(Some records)
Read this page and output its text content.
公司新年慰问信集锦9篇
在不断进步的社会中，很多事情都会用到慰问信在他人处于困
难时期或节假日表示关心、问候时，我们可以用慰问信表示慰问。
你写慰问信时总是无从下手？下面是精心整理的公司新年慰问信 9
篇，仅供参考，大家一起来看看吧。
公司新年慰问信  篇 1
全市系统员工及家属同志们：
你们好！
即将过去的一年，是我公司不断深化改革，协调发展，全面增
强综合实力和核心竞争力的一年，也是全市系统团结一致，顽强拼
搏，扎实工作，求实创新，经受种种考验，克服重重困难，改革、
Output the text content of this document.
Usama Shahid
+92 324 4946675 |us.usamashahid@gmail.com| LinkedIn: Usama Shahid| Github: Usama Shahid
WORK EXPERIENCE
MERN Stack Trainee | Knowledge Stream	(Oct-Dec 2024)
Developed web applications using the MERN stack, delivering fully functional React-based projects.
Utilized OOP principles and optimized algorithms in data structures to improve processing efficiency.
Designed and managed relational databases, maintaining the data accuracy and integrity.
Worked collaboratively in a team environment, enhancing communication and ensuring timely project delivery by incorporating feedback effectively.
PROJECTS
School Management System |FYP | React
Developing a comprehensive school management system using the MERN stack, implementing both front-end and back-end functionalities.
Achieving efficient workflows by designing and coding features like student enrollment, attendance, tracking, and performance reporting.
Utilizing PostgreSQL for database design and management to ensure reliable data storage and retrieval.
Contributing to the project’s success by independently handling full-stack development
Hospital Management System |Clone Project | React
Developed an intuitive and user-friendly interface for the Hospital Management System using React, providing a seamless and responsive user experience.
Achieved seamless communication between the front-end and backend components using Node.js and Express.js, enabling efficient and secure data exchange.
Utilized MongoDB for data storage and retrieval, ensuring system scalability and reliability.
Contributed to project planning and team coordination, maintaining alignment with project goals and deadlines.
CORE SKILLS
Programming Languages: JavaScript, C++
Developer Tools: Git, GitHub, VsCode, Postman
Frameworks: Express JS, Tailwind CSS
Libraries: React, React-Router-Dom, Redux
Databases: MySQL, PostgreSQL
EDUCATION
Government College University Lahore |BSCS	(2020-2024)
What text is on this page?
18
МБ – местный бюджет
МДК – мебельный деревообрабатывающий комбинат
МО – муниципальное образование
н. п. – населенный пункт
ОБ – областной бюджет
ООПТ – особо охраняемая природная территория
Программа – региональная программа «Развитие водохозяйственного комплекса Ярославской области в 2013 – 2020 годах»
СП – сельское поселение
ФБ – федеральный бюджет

* [REQUIRED TASK]
Take each line containing the string "retrieval" and copy it out.

* [FINAL RESULT]
Utilizing PostgreSQL for database design and management to ensure reliable data storage and retrieval.
Utilized MongoDB for data storage and retrieval, ensuring system scalability and reliability.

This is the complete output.